══ Supplied entries

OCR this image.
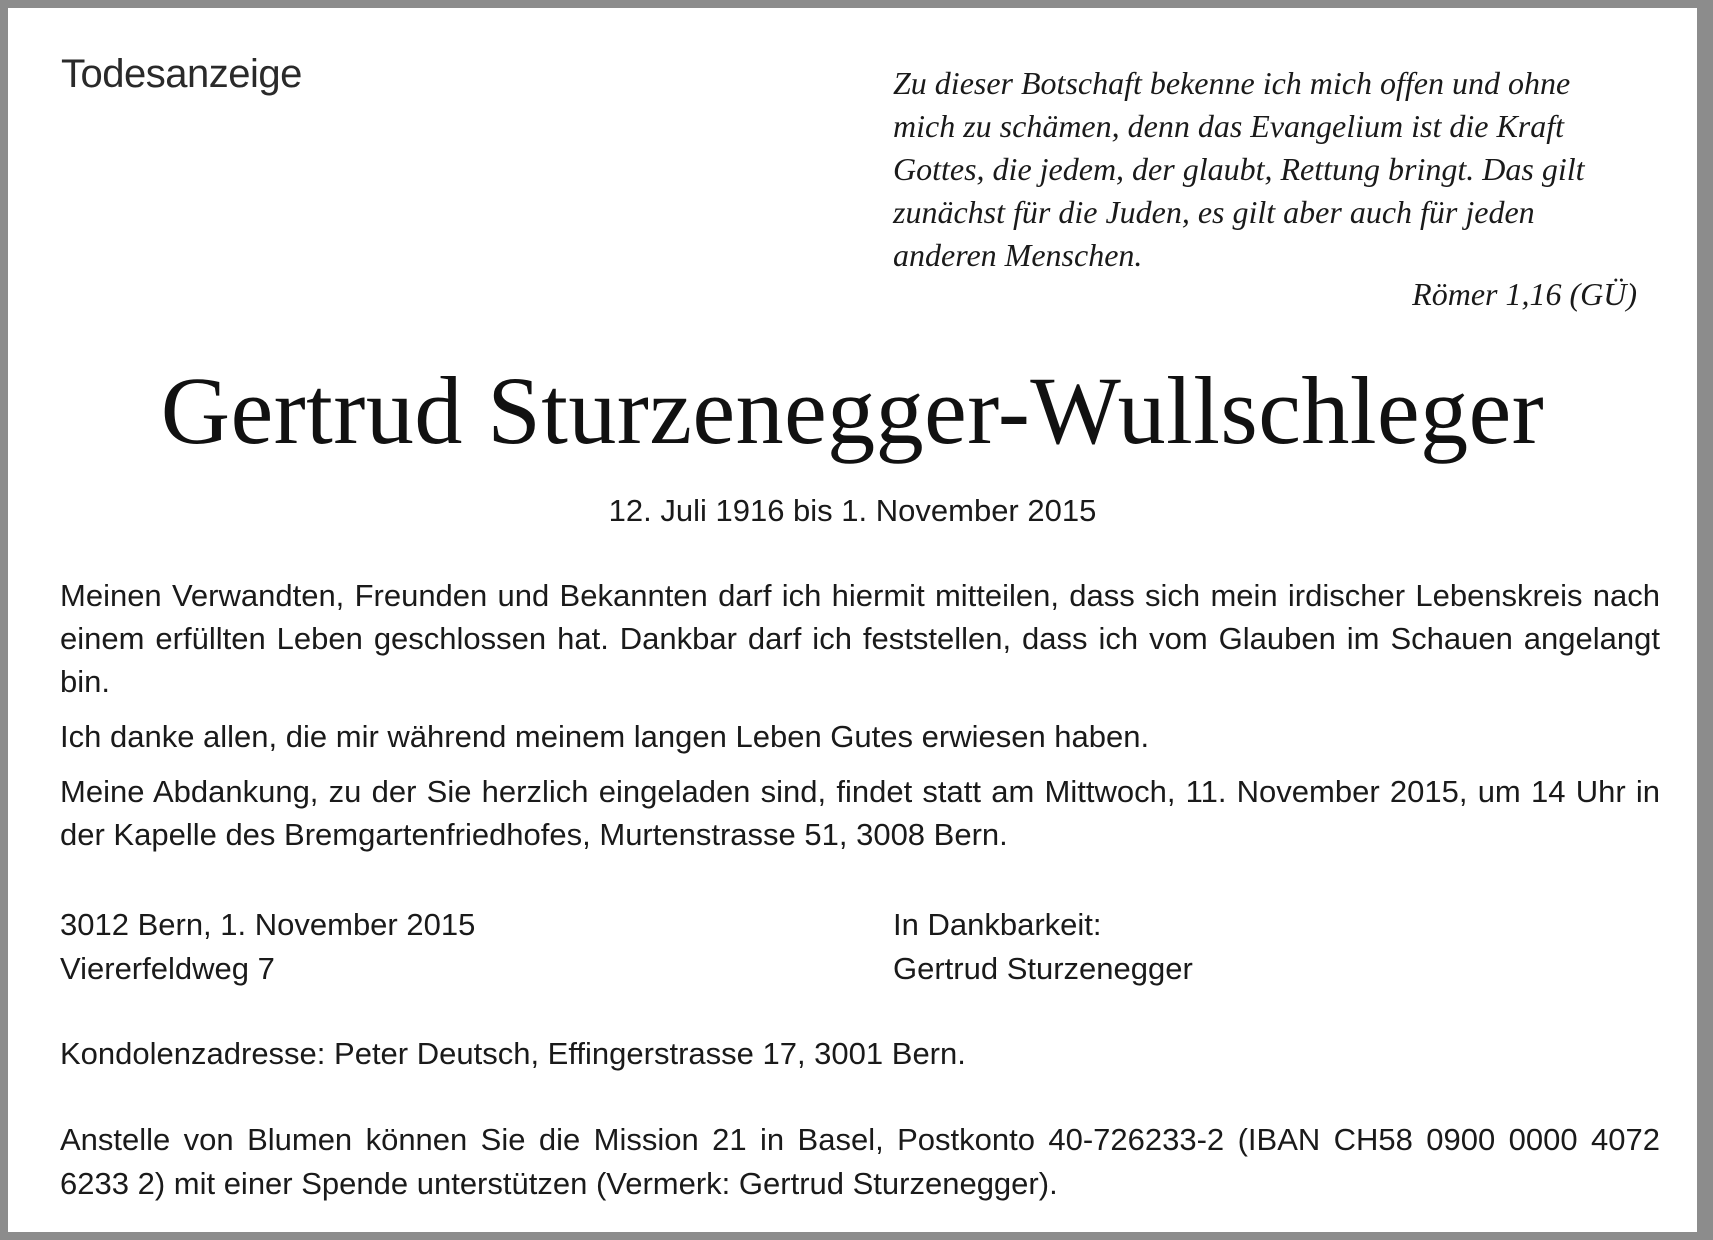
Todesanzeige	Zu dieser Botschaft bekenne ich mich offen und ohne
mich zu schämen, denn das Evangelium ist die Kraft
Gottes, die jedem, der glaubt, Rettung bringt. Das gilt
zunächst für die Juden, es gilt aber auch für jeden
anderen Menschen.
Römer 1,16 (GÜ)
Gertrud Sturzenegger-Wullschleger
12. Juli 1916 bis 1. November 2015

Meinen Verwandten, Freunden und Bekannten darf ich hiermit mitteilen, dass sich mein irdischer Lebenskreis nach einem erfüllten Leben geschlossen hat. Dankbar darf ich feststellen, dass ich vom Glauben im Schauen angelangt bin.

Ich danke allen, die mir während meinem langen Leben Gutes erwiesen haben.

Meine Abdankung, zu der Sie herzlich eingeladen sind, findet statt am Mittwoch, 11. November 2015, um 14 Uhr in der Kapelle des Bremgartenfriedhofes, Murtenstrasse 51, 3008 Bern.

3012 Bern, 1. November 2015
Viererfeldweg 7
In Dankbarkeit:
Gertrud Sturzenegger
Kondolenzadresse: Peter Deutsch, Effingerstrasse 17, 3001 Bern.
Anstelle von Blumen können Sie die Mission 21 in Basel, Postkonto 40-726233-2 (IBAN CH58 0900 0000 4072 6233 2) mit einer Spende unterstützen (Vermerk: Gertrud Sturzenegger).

════
══ Supplied entries

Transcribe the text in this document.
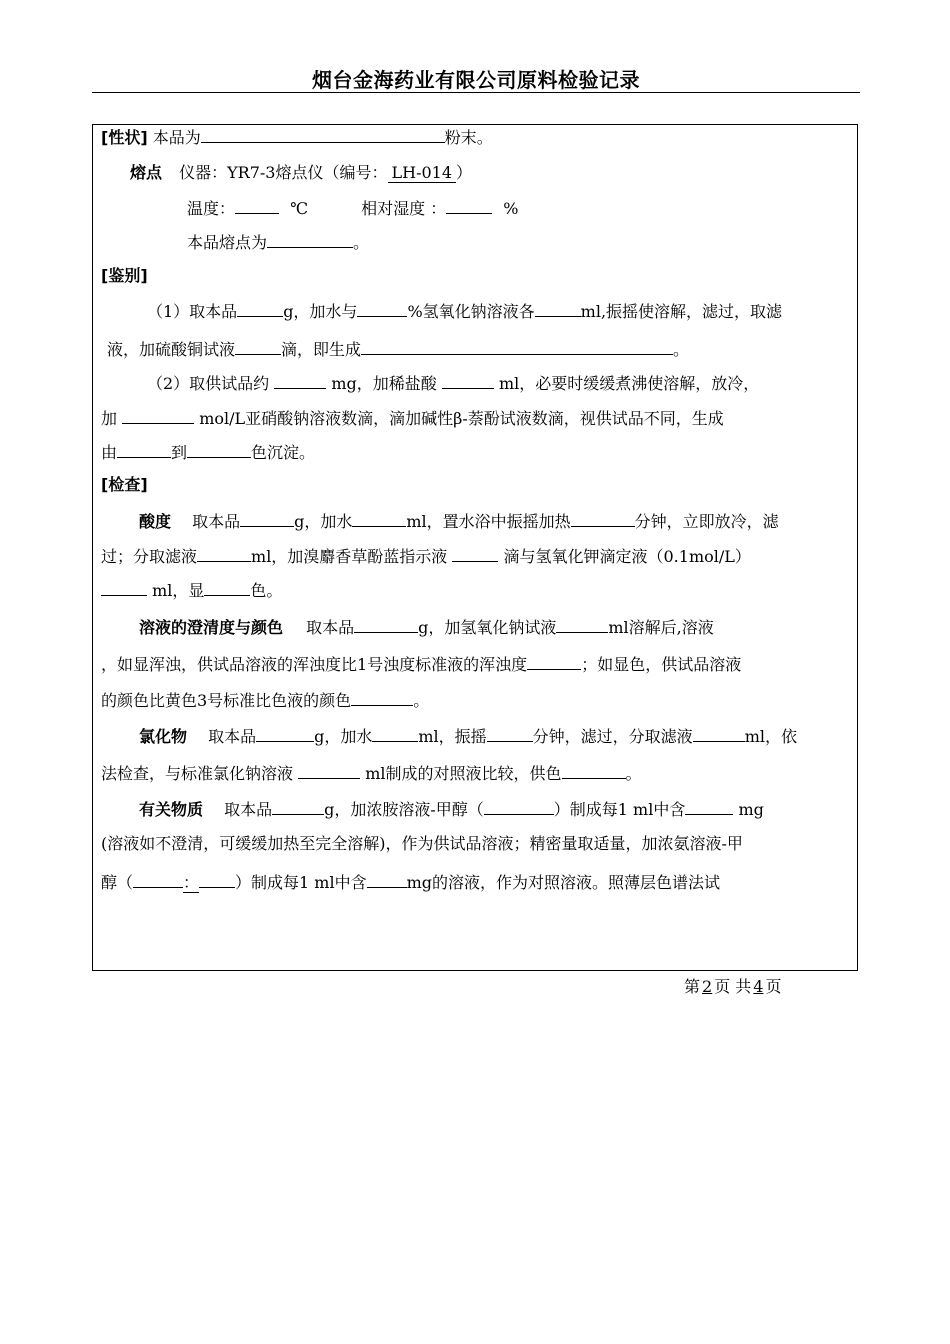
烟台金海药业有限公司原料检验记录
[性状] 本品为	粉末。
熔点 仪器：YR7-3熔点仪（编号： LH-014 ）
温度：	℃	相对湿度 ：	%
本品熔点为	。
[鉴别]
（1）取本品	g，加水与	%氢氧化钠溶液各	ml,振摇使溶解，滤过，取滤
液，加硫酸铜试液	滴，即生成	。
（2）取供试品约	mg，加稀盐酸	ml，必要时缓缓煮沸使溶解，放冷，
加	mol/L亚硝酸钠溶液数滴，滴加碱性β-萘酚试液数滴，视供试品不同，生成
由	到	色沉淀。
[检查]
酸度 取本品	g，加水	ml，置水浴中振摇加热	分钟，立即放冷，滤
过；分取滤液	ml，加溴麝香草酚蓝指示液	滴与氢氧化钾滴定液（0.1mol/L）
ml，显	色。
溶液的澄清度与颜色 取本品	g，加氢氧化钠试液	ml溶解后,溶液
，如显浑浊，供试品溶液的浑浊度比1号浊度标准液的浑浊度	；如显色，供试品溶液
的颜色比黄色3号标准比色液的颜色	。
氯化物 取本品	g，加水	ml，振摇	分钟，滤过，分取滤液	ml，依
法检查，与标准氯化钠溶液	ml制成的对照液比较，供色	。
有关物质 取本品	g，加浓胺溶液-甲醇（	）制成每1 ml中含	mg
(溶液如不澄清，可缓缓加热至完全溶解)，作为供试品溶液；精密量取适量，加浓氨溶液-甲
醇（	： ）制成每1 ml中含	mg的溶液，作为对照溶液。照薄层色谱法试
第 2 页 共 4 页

════
══ Supplied entries

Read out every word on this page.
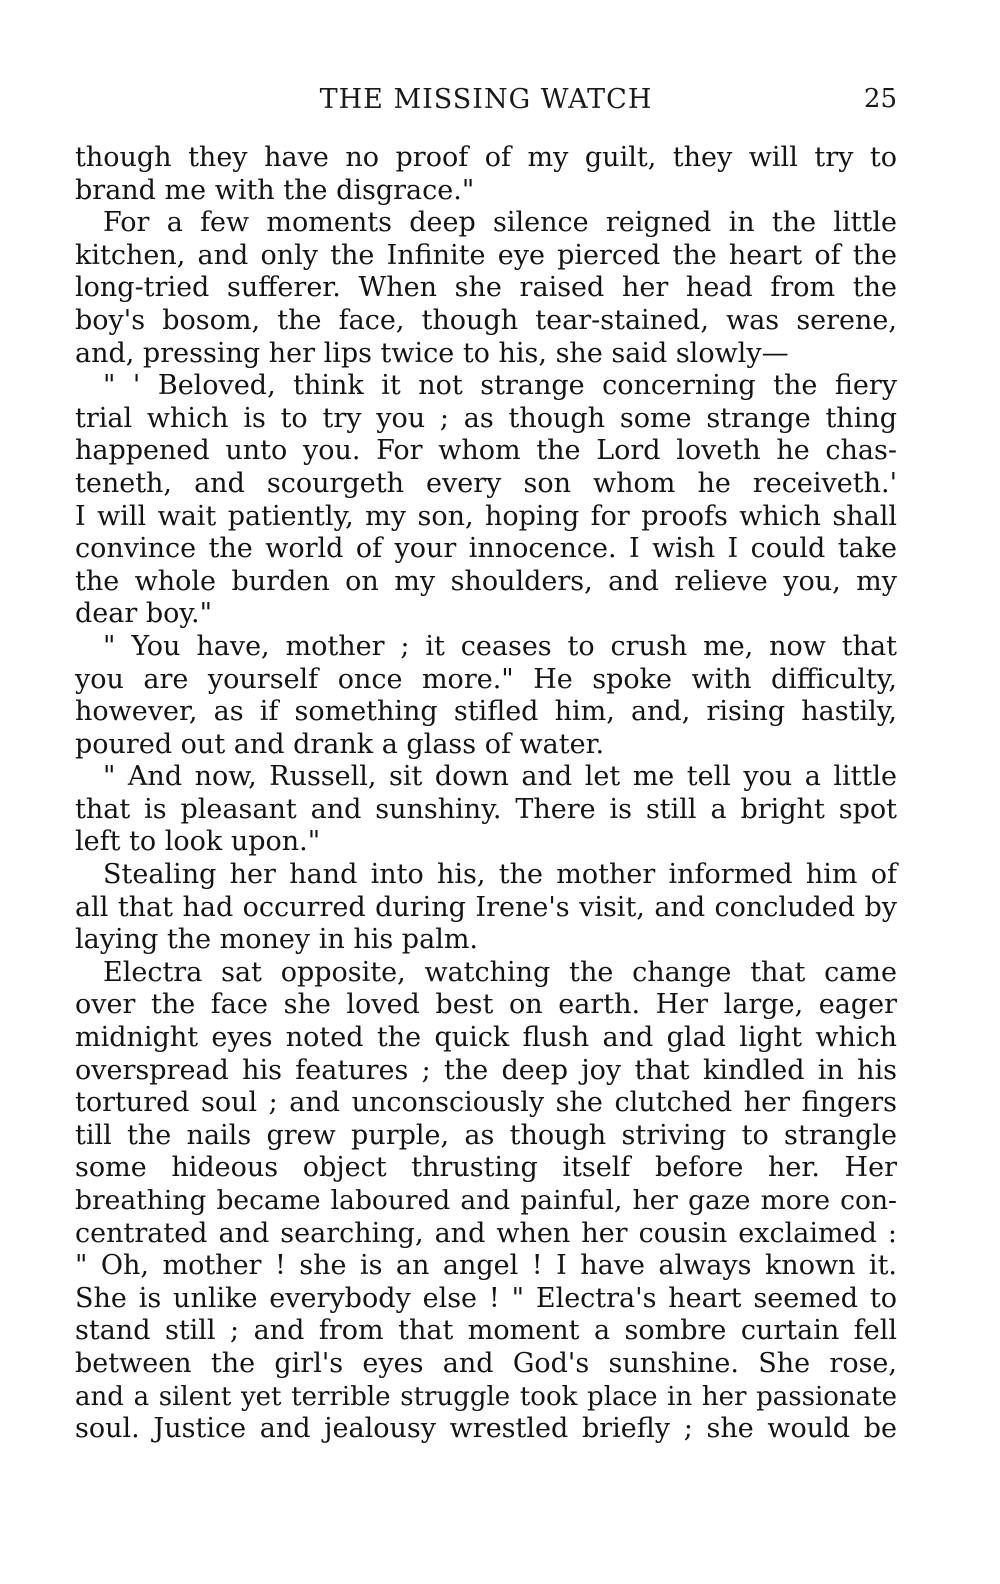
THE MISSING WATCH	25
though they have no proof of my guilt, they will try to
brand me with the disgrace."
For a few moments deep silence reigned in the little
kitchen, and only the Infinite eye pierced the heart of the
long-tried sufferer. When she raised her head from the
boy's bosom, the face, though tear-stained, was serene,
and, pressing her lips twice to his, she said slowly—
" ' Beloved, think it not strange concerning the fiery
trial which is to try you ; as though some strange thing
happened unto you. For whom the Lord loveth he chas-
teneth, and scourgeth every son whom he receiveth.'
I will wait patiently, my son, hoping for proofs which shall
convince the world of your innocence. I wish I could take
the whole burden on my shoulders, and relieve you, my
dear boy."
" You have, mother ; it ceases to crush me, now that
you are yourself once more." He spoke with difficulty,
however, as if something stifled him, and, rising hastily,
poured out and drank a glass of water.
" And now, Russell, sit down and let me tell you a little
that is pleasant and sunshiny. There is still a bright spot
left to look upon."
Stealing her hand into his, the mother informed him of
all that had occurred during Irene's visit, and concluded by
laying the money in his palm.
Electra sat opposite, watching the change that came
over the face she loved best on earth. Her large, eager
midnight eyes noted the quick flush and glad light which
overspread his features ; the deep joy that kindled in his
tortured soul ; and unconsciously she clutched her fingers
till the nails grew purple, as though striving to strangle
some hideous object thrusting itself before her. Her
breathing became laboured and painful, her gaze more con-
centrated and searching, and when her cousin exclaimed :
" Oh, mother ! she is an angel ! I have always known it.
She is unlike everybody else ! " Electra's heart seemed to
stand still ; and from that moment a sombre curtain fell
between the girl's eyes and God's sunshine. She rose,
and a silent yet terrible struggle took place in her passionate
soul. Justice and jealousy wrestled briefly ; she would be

════

Work to complete: Check each line above for the string "ml中含" and show the ones that have it.

Task answer:
有关物质 取本品	g，加浓胺溶液-甲醇（	）制成每1 ml中含	mg
醇（	： ）制成每1 ml中含	mg的溶液，作为对照溶液。照薄层色谱法试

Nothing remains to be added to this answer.